§ **Exercise description**:
Copy out every line exactly, passing over the pictures.

§ **Dataset rows**:
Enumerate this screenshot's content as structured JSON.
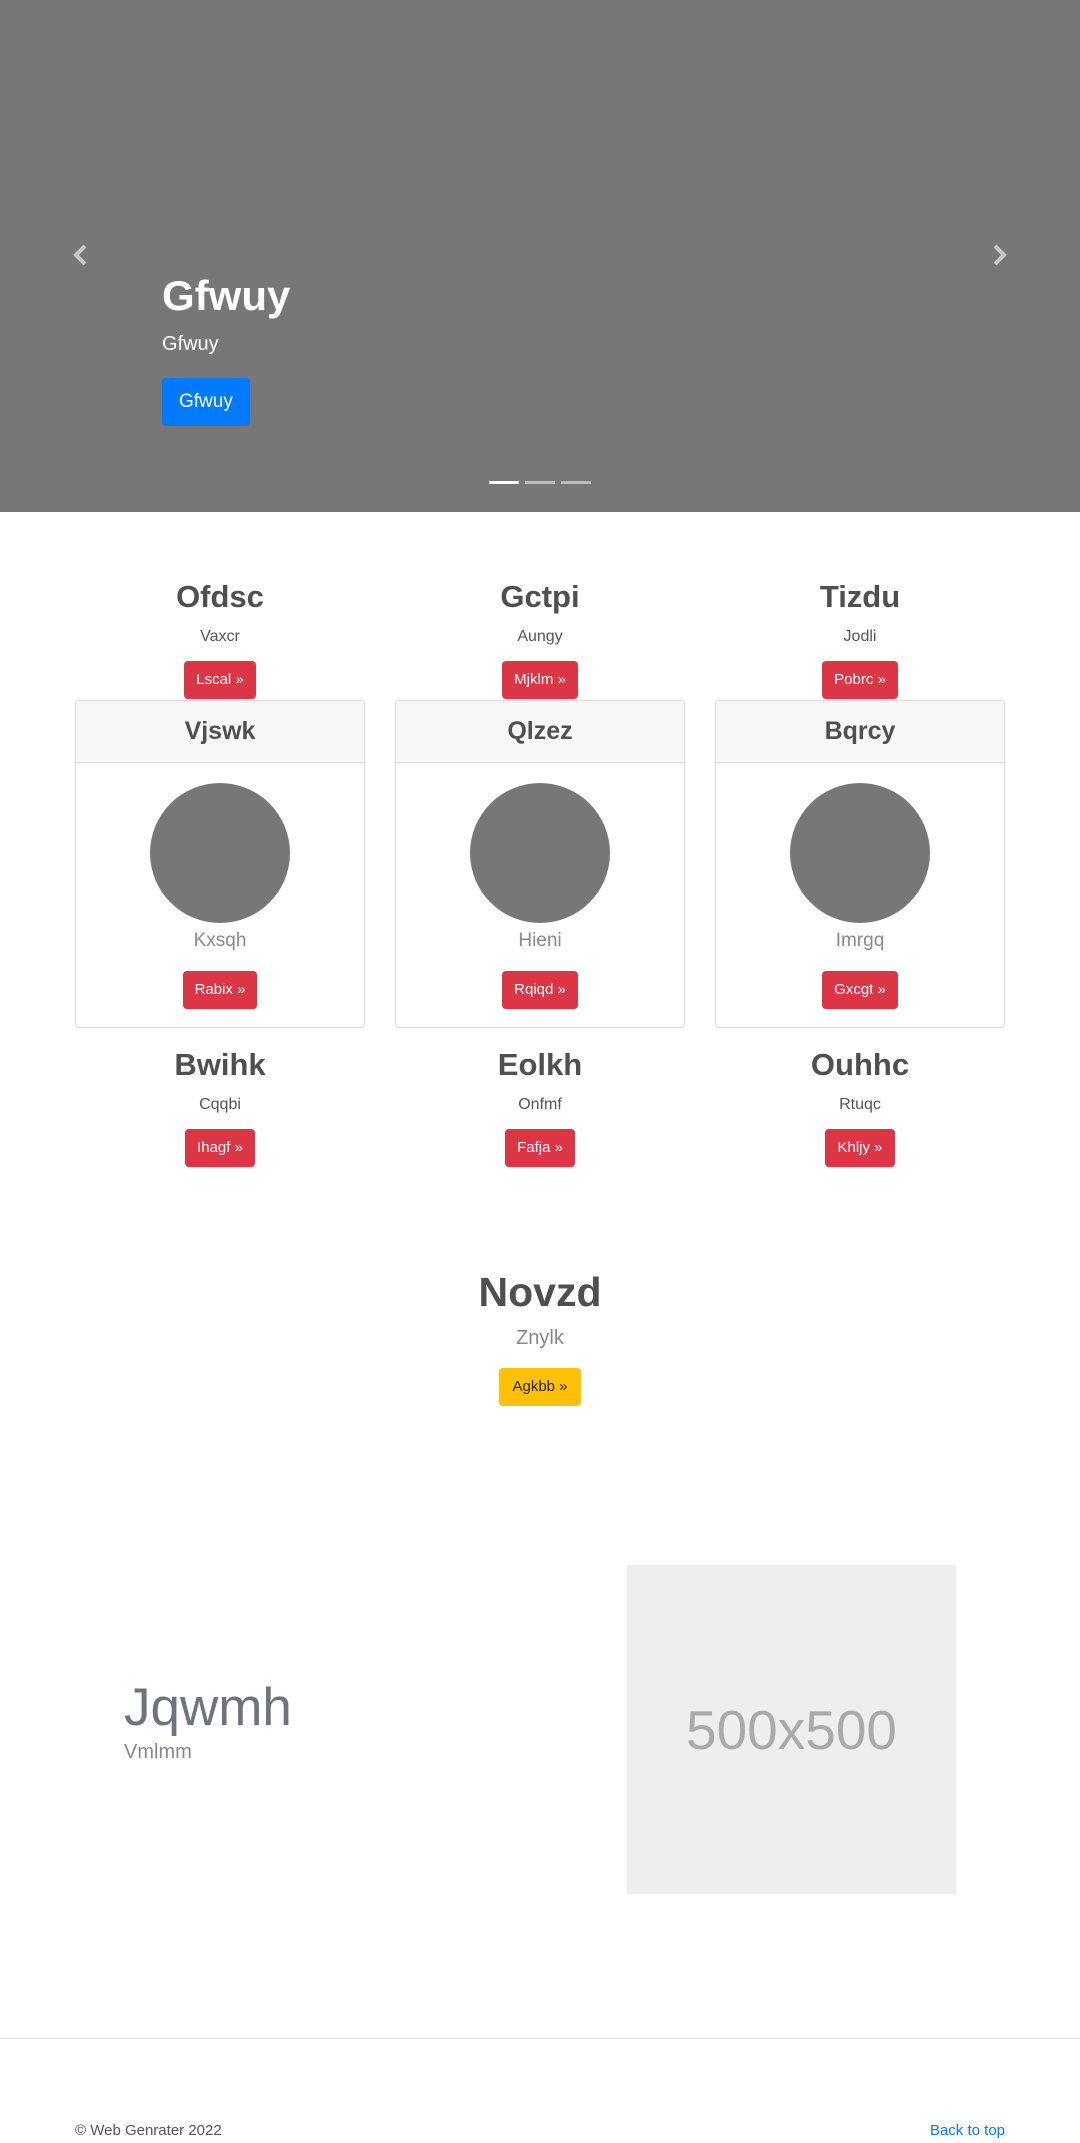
{
  "carousel": {
    "title": "Gfwuy",
    "text": "Gfwuy",
    "button": "Gfwuy",
    "indicator_count": 3,
    "active_index": 0
  },
  "features_top": [
    {
      "title": "Ofdsc",
      "sub": "Vaxcr",
      "button": "Lscal »"
    },
    {
      "title": "Gctpi",
      "sub": "Aungy",
      "button": "Mjklm »"
    },
    {
      "title": "Tizdu",
      "sub": "Jodli",
      "button": "Pobrc »"
    }
  ],
  "cards": [
    {
      "header": "Vjswk",
      "text": "Kxsqh",
      "button": "Rabix »"
    },
    {
      "header": "Qlzez",
      "text": "Hieni",
      "button": "Rqiqd »"
    },
    {
      "header": "Bqrcy",
      "text": "Imrgq",
      "button": "Gxcgt »"
    }
  ],
  "features_bottom": [
    {
      "title": "Bwihk",
      "sub": "Cqqbi",
      "button": "Ihagf »"
    },
    {
      "title": "Eolkh",
      "sub": "Onfmf",
      "button": "Fafja »"
    },
    {
      "title": "Ouhhc",
      "sub": "Rtuqc",
      "button": "Khljy »"
    }
  ],
  "center": {
    "title": "Novzd",
    "sub": "Znylk",
    "button": "Agkbb »"
  },
  "promo": {
    "title": "Jqwmh",
    "sub": "Vmlmm",
    "image_label": "500x500"
  },
  "footer": {
    "copyright": "© Web Genrater 2022",
    "back_to_top": "Back to top"
  },
  "colors": {
    "primary": "#007bff",
    "danger": "#dc3545",
    "warning": "#ffc107",
    "carousel_bg": "#777777"
  }
}
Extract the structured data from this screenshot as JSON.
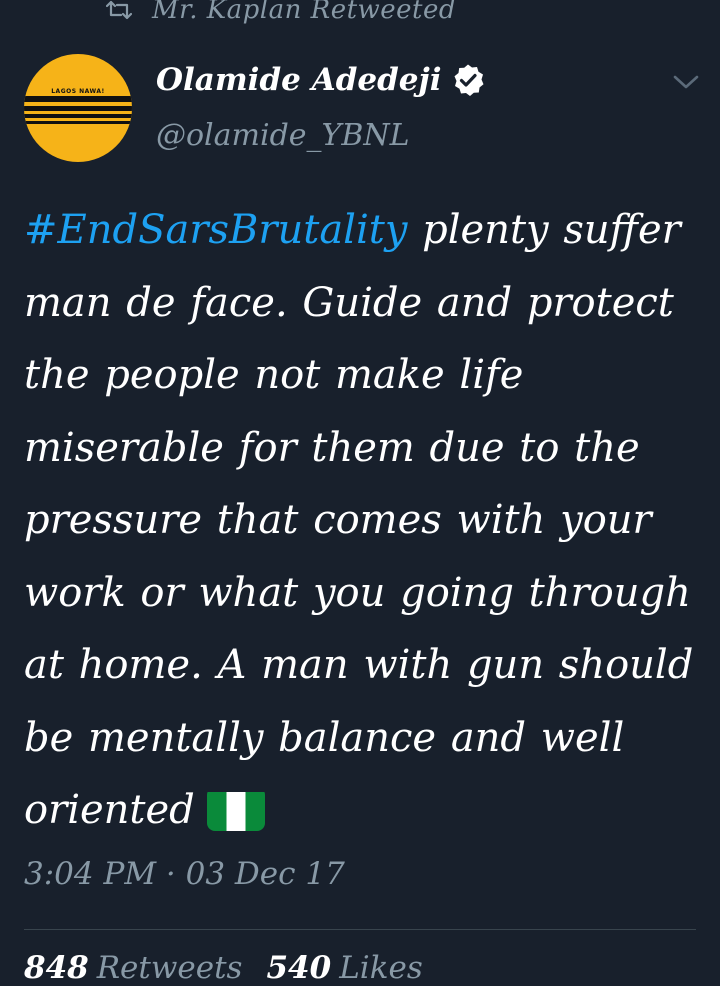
{
  "retweet_header": {
    "icon": "retweet-icon",
    "text": "Mr. Kaplan Retweeted"
  },
  "author": {
    "display_name": "Olamide Adedeji",
    "handle": "@olamide_YBNL",
    "verified": true,
    "avatar_text": "LAGOS NAWA!"
  },
  "tweet": {
    "hashtag": "#EndSarsBrutality",
    "text": " plenty suffer man de face. Guide and protect the people not make life miserable for them due to the pressure that comes with your work or what you going through at home. A man with gun should be mentally balance and well oriented",
    "emoji": "nigeria-flag",
    "timestamp": "3:04 PM · 03 Dec 17"
  },
  "stats": {
    "retweets_count": "848",
    "retweets_label": "Retweets",
    "likes_count": "540",
    "likes_label": "Likes"
  },
  "colors": {
    "background": "#18202c",
    "text": "#ffffff",
    "secondary": "#8899a6",
    "link": "#1da1f2",
    "avatar_bg": "#f6b318",
    "flag_green": "#0a8a3a"
  }
}
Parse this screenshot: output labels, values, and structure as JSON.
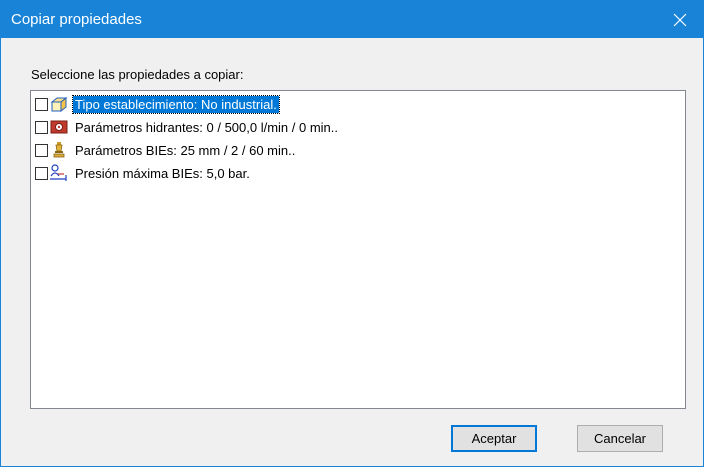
{
  "dialog": {
    "title": "Copiar propiedades",
    "prompt": "Seleccione las propiedades a copiar:"
  },
  "properties": [
    {
      "label": "Tipo establecimiento: No industrial.",
      "checked": false,
      "selected": true,
      "icon": "building-box-icon"
    },
    {
      "label": "Parámetros hidrantes: 0 / 500,0 l/min / 0 min..",
      "checked": false,
      "selected": false,
      "icon": "hydrant-icon"
    },
    {
      "label": "Parámetros BIEs: 25 mm / 2  / 60 min..",
      "checked": false,
      "selected": false,
      "icon": "hose-nozzle-icon"
    },
    {
      "label": "Presión máxima BIEs: 5,0 bar.",
      "checked": false,
      "selected": false,
      "icon": "pressure-person-icon"
    }
  ],
  "buttons": {
    "accept": "Aceptar",
    "cancel": "Cancelar"
  },
  "colors": {
    "titlebar": "#1883d7",
    "selection": "#0078d7",
    "dialog_bg": "#f0f0f0"
  }
}
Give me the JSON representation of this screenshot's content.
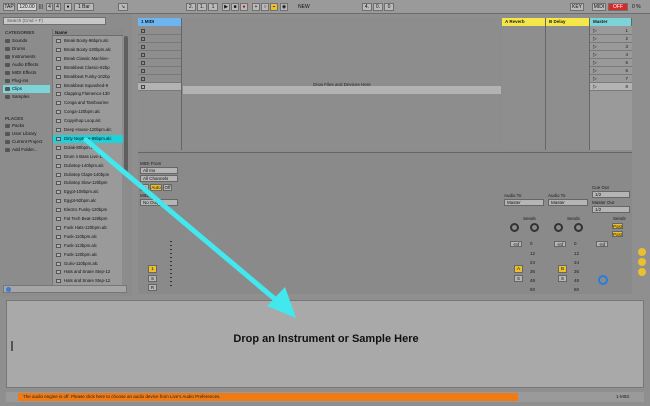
{
  "transport": {
    "tap": "TAP",
    "tempo": "120.00",
    "sig_num": "4",
    "sig_den": "4",
    "metro": "1 Bar",
    "pos1": "2.",
    "pos2": "1.",
    "pos3": "1",
    "pos4": "4.",
    "pos5": "0.",
    "pos6": "0",
    "new": "NEW",
    "key": "KEY",
    "midi": "MIDI",
    "cpu": "OFF",
    "pct": "0 %"
  },
  "browser": {
    "search_placeholder": "Search (Cmd + F)",
    "categories_title": "CATEGORIES",
    "categories": [
      "Sounds",
      "Drums",
      "Instruments",
      "Audio Effects",
      "MIDI Effects",
      "Plug-ins",
      "Clips",
      "Samples"
    ],
    "places_title": "PLACES",
    "places": [
      "Packs",
      "User Library",
      "Current Project",
      "Add Folder..."
    ],
    "name_header": "Name",
    "files": [
      "Break Booty-96bpm.alc",
      "Break Booty-130bpm.alc",
      "Break Classic Machine-",
      "Breakbeat Classic-92bp",
      "Breakbeat Funky-102bp",
      "Breakbeat Squashed-9",
      "Clapping Flamenco-130",
      "Conga and Tambourine",
      "Conga-120bpm.alc",
      "Copyshop Loop.alc",
      "Deep House-120bpm.alc",
      "Dirty Neptune-96bpm.alc",
      "Dolak-80bpm.alc",
      "Drum n Bass Live-174",
      "Dubstep-140bpm.alc",
      "Dubstep Claps-140bpm",
      "Dubstep Slow-120bpm",
      "Egypt-108bpm.alc",
      "Egypt-92bpm.alc",
      "Electro Funky-120bpm",
      "Fat Tech Beat-128bpm",
      "Funk Hats-120bpm.alc",
      "Funk-110bpm.alc",
      "Funk-113bpm.alc",
      "Funk-120bpm.alc",
      "Guiro-110bpm.alc",
      "Hats and Snare Step-12",
      "Hats and Snare Step-12",
      "High Hats with Reverse"
    ]
  },
  "tracks": {
    "midi": "1 MIDI",
    "reverb": "A Reverb",
    "delay": "B Delay",
    "master": "Master",
    "drop_text": "Drop Files and Devices Here",
    "scene_numbers": [
      "1",
      "2",
      "3",
      "4",
      "5",
      "6",
      "7",
      "8"
    ]
  },
  "mixer": {
    "midi_from": "MIDI From",
    "all_ins": "All Ins",
    "all_channels": "All Channels",
    "monitor_in": "In",
    "monitor_auto": "Auto",
    "monitor_off": "Off",
    "midi_to": "MIDI To",
    "no_output": "No Output",
    "audio_to": "Audio To",
    "master_sel": "Master",
    "sends": "Sends",
    "cue_out": "Cue Out",
    "cue_val": "1/2",
    "master_out": "Master Out",
    "master_out_val": "1/2",
    "track_num": "1",
    "solo": "S",
    "rec": "R",
    "a": "A",
    "b": "B",
    "post": "Post",
    "inf": "-Inf",
    "db_marks": [
      "12",
      "24",
      "36",
      "48",
      "60"
    ],
    "zero": "0"
  },
  "detail": {
    "drop_text": "Drop an Instrument or Sample Here",
    "track_label": "1-MIDI"
  },
  "status": {
    "message": "The audio engine is off. Please click here to choose an audio device from Live's Audio Preferences."
  },
  "colors": {
    "midi_track": "#6db5f0",
    "reverb_track": "#f5e64a",
    "delay_track": "#f5e64a",
    "master_track": "#7ed3d8",
    "selected_file": "#1fd1d8",
    "arrow": "#43e8ef",
    "status_bar": "#f07b14"
  }
}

§ **Reply to the exercise**:
Enumerate this screenshot's content as structured JSON.
{
  "carousel": {
    "title": "Gfwuy",
    "text": "Gfwuy",
    "button": "Gfwuy",
    "indicator_count": 3,
    "active_index": 0
  },
  "features_top": [
    {
      "title": "Ofdsc",
      "sub": "Vaxcr",
      "button": "Lscal »"
    },
    {
      "title": "Gctpi",
      "sub": "Aungy",
      "button": "Mjklm »"
    },
    {
      "title": "Tizdu",
      "sub": "Jodli",
      "button": "Pobrc »"
    }
  ],
  "cards": [
    {
      "header": "Vjswk",
      "text": "Kxsqh",
      "button": "Rabix »"
    },
    {
      "header": "Qlzez",
      "text": "Hieni",
      "button": "Rqiqd »"
    },
    {
      "header": "Bqrcy",
      "text": "Imrgq",
      "button": "Gxcgt »"
    }
  ],
  "features_bottom": [
    {
      "title": "Bwihk",
      "sub": "Cqqbi",
      "button": "Ihagf »"
    },
    {
      "title": "Eolkh",
      "sub": "Onfmf",
      "button": "Fafja »"
    },
    {
      "title": "Ouhhc",
      "sub": "Rtuqc",
      "button": "Khljy »"
    }
  ],
  "center": {
    "title": "Novzd",
    "sub": "Znylk",
    "button": "Agkbb »"
  },
  "promo": {
    "title": "Jqwmh",
    "sub": "Vmlmm",
    "image_label": "500x500"
  },
  "footer": {
    "copyright": "© Web Genrater 2022",
    "back_to_top": "Back to top"
  },
  "colors": {
    "primary": "#007bff",
    "danger": "#dc3545",
    "warning": "#ffc107",
    "carousel_bg": "#777777"
  }
}
Extract the structured data from this screenshot as JSON.
{
  "retweet_header": {
    "icon": "retweet-icon",
    "text": "Mr. Kaplan Retweeted"
  },
  "author": {
    "display_name": "Olamide Adedeji",
    "handle": "@olamide_YBNL",
    "verified": true,
    "avatar_text": "LAGOS NAWA!"
  },
  "tweet": {
    "hashtag": "#EndSarsBrutality",
    "text": " plenty suffer man de face. Guide and protect the people not make life miserable for them due to the pressure that comes with your work or what you going through at home. A man with gun should be mentally balance and well oriented",
    "emoji": "nigeria-flag",
    "timestamp": "3:04 PM · 03 Dec 17"
  },
  "stats": {
    "retweets_count": "848",
    "retweets_label": "Retweets",
    "likes_count": "540",
    "likes_label": "Likes"
  },
  "colors": {
    "background": "#18202c",
    "text": "#ffffff",
    "secondary": "#8899a6",
    "link": "#1da1f2",
    "avatar_bg": "#f6b318",
    "flag_green": "#0a8a3a"
  }
}
Parse this screenshot: output labels, values, and structure as JSON.
{
  "dialog": {
    "title": "Copiar propiedades",
    "prompt": "Seleccione las propiedades a copiar:"
  },
  "properties": [
    {
      "label": "Tipo establecimiento: No industrial.",
      "checked": false,
      "selected": true,
      "icon": "building-box-icon"
    },
    {
      "label": "Parámetros hidrantes: 0 / 500,0 l/min / 0 min..",
      "checked": false,
      "selected": false,
      "icon": "hydrant-icon"
    },
    {
      "label": "Parámetros BIEs: 25 mm / 2  / 60 min..",
      "checked": false,
      "selected": false,
      "icon": "hose-nozzle-icon"
    },
    {
      "label": "Presión máxima BIEs: 5,0 bar.",
      "checked": false,
      "selected": false,
      "icon": "pressure-person-icon"
    }
  ],
  "buttons": {
    "accept": "Aceptar",
    "cancel": "Cancelar"
  },
  "colors": {
    "titlebar": "#1883d7",
    "selection": "#0078d7",
    "dialog_bg": "#f0f0f0"
  }
}
Give me the JSON representation of this screenshot's content.
{
  "transport": {
    "tap": "TAP",
    "tempo": "120.00",
    "sig_num": "4",
    "sig_den": "4",
    "metro": "1 Bar",
    "pos1": "2.",
    "pos2": "1.",
    "pos3": "1",
    "pos4": "4.",
    "pos5": "0.",
    "pos6": "0",
    "new": "NEW",
    "key": "KEY",
    "midi": "MIDI",
    "cpu": "OFF",
    "pct": "0 %"
  },
  "browser": {
    "search_placeholder": "Search (Cmd + F)",
    "categories_title": "CATEGORIES",
    "categories": [
      "Sounds",
      "Drums",
      "Instruments",
      "Audio Effects",
      "MIDI Effects",
      "Plug-ins",
      "Clips",
      "Samples"
    ],
    "places_title": "PLACES",
    "places": [
      "Packs",
      "User Library",
      "Current Project",
      "Add Folder..."
    ],
    "name_header": "Name",
    "files": [
      "Break Booty-96bpm.alc",
      "Break Booty-130bpm.alc",
      "Break Classic Machine-",
      "Breakbeat Classic-92bp",
      "Breakbeat Funky-102bp",
      "Breakbeat Squashed-9",
      "Clapping Flamenco-130",
      "Conga and Tambourine",
      "Conga-120bpm.alc",
      "Copyshop Loop.alc",
      "Deep House-120bpm.alc",
      "Dirty Neptune-96bpm.alc",
      "Dolak-80bpm.alc",
      "Drum n Bass Live-174",
      "Dubstep-140bpm.alc",
      "Dubstep Claps-140bpm",
      "Dubstep Slow-120bpm",
      "Egypt-108bpm.alc",
      "Egypt-92bpm.alc",
      "Electro Funky-120bpm",
      "Fat Tech Beat-128bpm",
      "Funk Hats-120bpm.alc",
      "Funk-110bpm.alc",
      "Funk-113bpm.alc",
      "Funk-120bpm.alc",
      "Guiro-110bpm.alc",
      "Hats and Snare Step-12",
      "Hats and Snare Step-12",
      "High Hats with Reverse"
    ]
  },
  "tracks": {
    "midi": "1 MIDI",
    "reverb": "A Reverb",
    "delay": "B Delay",
    "master": "Master",
    "drop_text": "Drop Files and Devices Here",
    "scene_numbers": [
      "1",
      "2",
      "3",
      "4",
      "5",
      "6",
      "7",
      "8"
    ]
  },
  "mixer": {
    "midi_from": "MIDI From",
    "all_ins": "All Ins",
    "all_channels": "All Channels",
    "monitor_in": "In",
    "monitor_auto": "Auto",
    "monitor_off": "Off",
    "midi_to": "MIDI To",
    "no_output": "No Output",
    "audio_to": "Audio To",
    "master_sel": "Master",
    "sends": "Sends",
    "cue_out": "Cue Out",
    "cue_val": "1/2",
    "master_out": "Master Out",
    "master_out_val": "1/2",
    "track_num": "1",
    "solo": "S",
    "rec": "R",
    "a": "A",
    "b": "B",
    "post": "Post",
    "inf": "-Inf",
    "db_marks": [
      "12",
      "24",
      "36",
      "48",
      "60"
    ],
    "zero": "0"
  },
  "detail": {
    "drop_text": "Drop an Instrument or Sample Here",
    "track_label": "1-MIDI"
  },
  "status": {
    "message": "The audio engine is off. Please click here to choose an audio device from Live's Audio Preferences."
  },
  "colors": {
    "midi_track": "#6db5f0",
    "reverb_track": "#f5e64a",
    "delay_track": "#f5e64a",
    "master_track": "#7ed3d8",
    "selected_file": "#1fd1d8",
    "arrow": "#43e8ef",
    "status_bar": "#f07b14"
  }
}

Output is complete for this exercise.